- _DIRECTIVE A_: Reproduce the passage on investment arbitration in Latin America between "Latin America is" and "American v Bolivia).", inclusive.

- _PASSAGE GIVEN_:
>> BEGIN

Latin America is the region that has faced the largest number of investment treaty arbitration cases in the world, holding 30% of the total ICSID caseload (549 cases as of December 31, 2015).  South America alone, comprised by twelve UNASUR members, has faced 131 ICSID cases with a number of adverse outcomes for the host states.  As a result, during 2007-2012, Bolivia, Ecuador and Venezuela denounced the ICSID Convention, albeit with more political implications than legal effects, in a futile attempt to evade ICSID jurisdiction. (See, Occidental v Ecuador and Pan American v Bolivia).

Since 2010 the President of Ecuador, Rafael Correa, has advocated and led the works towards the creation of a new Arbitration Center under UNASUR, aimed at resolving international investment disputes among its members.  The UNASUR is an international organization originally established in 2004 and formed by Argentina, Bolivia, Brazil, Colombia, Chile, Ecuador, Guyana, Paraguay, Peru, Suriname, Uruguay and Venezuela. UNASUR’s main purpose is to promote economic, social and political integration in the region. The proposed mechanism is said to aim boosting transparency, impartiality and control to ensure a fairer and more balanced outcome, while reducing time and costs for both states and foreign investors.

>> END

[Annotated region listings]
>> BEGIN

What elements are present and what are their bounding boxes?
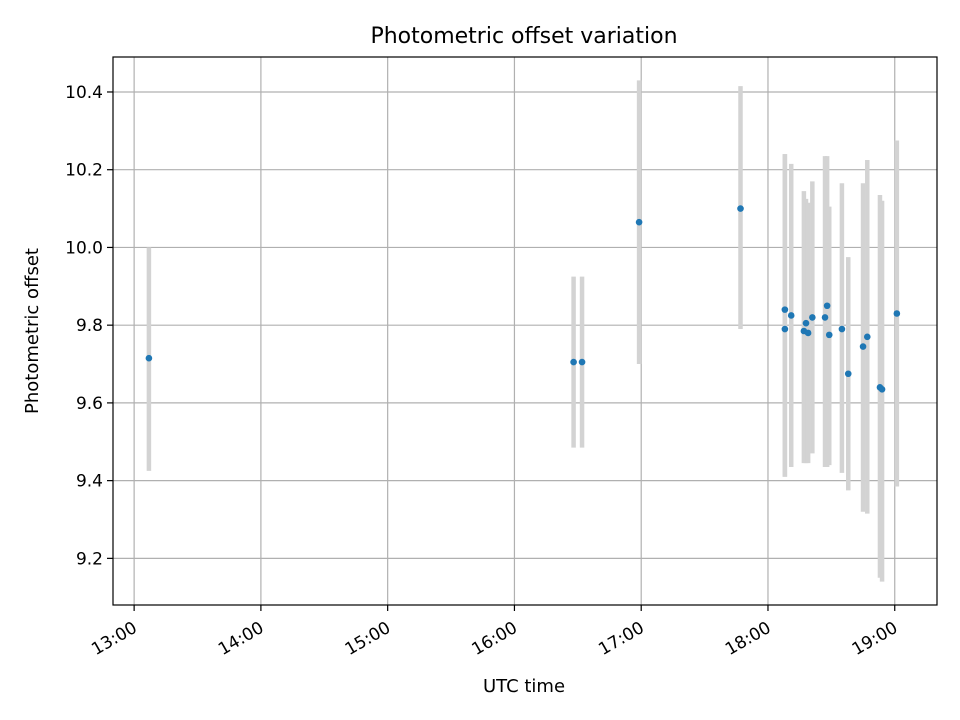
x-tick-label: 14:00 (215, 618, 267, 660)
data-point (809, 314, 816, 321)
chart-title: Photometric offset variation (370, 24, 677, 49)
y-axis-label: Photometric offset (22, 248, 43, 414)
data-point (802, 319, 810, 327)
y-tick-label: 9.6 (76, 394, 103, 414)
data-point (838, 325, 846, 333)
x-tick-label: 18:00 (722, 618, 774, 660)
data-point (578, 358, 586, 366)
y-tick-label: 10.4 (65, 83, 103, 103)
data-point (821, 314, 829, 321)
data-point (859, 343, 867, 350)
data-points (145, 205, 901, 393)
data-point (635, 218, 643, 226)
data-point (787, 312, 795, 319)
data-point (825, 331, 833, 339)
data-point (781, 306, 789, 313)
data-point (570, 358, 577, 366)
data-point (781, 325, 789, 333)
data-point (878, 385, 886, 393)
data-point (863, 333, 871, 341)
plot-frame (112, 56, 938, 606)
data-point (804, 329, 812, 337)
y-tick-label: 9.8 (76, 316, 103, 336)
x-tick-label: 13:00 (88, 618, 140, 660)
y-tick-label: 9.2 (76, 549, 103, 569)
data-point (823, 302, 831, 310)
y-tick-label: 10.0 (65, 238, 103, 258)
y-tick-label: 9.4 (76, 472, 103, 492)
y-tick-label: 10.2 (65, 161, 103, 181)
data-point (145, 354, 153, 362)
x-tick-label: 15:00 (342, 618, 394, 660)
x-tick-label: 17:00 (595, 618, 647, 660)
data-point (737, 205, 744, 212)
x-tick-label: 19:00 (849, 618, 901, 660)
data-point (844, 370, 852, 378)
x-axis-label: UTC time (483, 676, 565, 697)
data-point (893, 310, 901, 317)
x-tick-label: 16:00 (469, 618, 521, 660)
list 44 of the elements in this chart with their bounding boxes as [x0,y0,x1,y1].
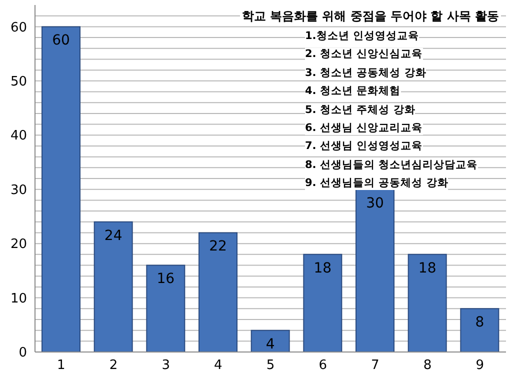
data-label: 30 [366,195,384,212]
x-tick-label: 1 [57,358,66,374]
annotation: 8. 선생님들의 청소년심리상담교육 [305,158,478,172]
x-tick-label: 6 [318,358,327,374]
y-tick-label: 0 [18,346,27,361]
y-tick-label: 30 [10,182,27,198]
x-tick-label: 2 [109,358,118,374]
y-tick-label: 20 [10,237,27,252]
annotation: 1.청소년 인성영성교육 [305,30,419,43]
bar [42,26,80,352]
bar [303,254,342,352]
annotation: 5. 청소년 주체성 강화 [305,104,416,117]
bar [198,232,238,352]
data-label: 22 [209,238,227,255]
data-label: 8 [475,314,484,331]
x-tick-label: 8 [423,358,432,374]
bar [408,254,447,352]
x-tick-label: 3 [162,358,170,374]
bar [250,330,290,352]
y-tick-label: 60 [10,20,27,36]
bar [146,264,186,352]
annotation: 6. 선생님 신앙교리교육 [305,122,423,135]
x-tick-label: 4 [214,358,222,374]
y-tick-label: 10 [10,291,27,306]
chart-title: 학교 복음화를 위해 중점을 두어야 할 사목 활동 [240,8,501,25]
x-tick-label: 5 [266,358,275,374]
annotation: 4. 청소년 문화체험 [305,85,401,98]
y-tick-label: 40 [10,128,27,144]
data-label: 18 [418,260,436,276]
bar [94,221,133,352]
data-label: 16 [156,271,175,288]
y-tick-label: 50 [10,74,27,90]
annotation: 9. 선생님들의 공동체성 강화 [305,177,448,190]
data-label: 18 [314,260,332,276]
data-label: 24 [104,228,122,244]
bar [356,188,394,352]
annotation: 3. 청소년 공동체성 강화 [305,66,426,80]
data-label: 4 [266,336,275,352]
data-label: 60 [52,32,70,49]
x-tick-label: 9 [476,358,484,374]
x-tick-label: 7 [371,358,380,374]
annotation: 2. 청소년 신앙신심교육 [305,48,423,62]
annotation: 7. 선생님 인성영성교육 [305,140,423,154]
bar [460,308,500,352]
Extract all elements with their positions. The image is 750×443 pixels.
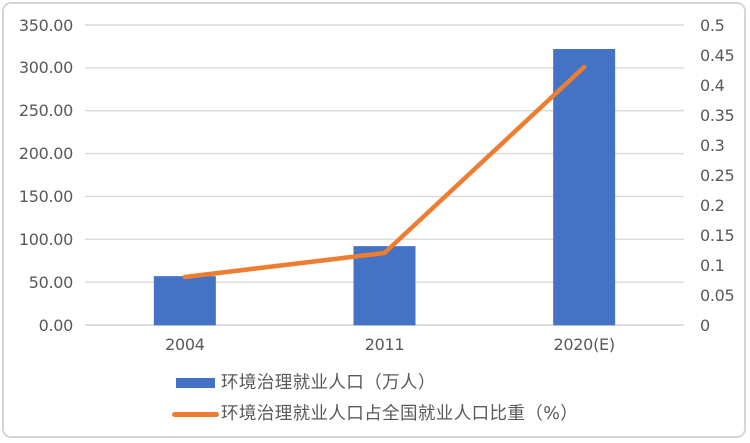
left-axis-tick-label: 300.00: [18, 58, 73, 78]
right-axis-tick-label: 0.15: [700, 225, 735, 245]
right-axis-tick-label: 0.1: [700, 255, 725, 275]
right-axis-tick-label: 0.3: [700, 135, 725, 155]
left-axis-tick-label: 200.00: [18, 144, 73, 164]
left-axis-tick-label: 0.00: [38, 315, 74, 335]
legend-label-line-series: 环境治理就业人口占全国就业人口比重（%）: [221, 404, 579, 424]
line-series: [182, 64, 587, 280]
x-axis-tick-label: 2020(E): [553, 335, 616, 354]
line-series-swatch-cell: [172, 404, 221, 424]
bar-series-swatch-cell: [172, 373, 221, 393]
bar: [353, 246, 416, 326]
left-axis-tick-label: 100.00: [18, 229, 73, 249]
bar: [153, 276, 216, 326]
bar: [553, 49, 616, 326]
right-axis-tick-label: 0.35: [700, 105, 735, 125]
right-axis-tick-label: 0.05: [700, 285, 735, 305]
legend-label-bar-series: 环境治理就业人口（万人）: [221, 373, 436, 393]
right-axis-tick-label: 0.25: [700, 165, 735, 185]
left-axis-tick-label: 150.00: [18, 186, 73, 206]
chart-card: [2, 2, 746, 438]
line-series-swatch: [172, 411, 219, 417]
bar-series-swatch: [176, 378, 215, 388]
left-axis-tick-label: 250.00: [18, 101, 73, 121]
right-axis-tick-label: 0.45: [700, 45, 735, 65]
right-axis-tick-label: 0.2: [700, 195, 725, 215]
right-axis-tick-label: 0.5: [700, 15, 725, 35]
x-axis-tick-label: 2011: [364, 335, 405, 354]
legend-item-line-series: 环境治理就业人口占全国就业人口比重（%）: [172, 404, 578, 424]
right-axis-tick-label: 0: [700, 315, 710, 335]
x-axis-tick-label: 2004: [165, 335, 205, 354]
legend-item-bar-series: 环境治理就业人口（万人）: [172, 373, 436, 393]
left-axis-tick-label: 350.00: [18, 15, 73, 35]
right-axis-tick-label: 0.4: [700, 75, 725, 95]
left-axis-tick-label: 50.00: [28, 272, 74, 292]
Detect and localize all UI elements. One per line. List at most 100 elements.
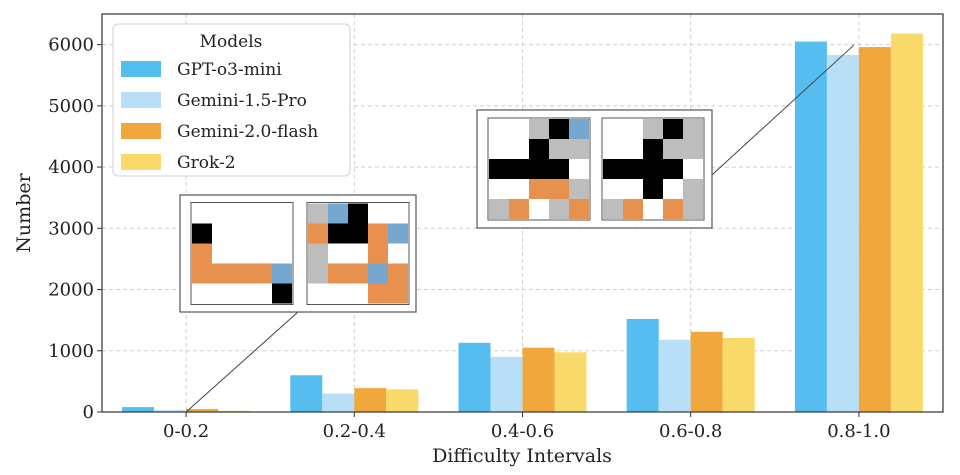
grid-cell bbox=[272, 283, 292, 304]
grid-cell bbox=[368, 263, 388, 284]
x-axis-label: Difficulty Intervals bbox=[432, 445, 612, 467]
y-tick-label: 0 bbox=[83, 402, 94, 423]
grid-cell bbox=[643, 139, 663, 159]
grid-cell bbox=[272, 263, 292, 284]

>> END

- _DIRECTIVE B_: In the listing, from the line holding "grid-cell bbox=[272, 283, 292, 304]" through the end of the listing, inclusive, put "Difficulty Ranges" in place of "Difficulty Intervals" and write out only those lines again, leaving everything else the same.

- _EXERCISE ANSWER A_:
Latin America is the region that has faced the largest number of investment treaty arbitration cases in the world, holding 30% of the total ICSID caseload (549 cases as of December 31, 2015).  South America alone, comprised by twelve UNASUR members, has faced 131 ICSID cases with a number of adverse outcomes for the host states.  As a result, during 2007-2012, Bolivia, Ecuador and Venezuela denounced the ICSID Convention, albeit with more political implications than legal effects, in a futile attempt to evade ICSID jurisdiction. (See, Occidental v Ecuador and Pan American v Bolivia).

- _EXERCISE ANSWER B_:
grid-cell bbox=[272, 283, 292, 304]
grid-cell bbox=[368, 263, 388, 284]
x-axis-label: Difficulty Ranges bbox=[432, 445, 612, 467]
y-tick-label: 0 bbox=[83, 402, 94, 423]
grid-cell bbox=[643, 139, 663, 159]
grid-cell bbox=[272, 263, 292, 284]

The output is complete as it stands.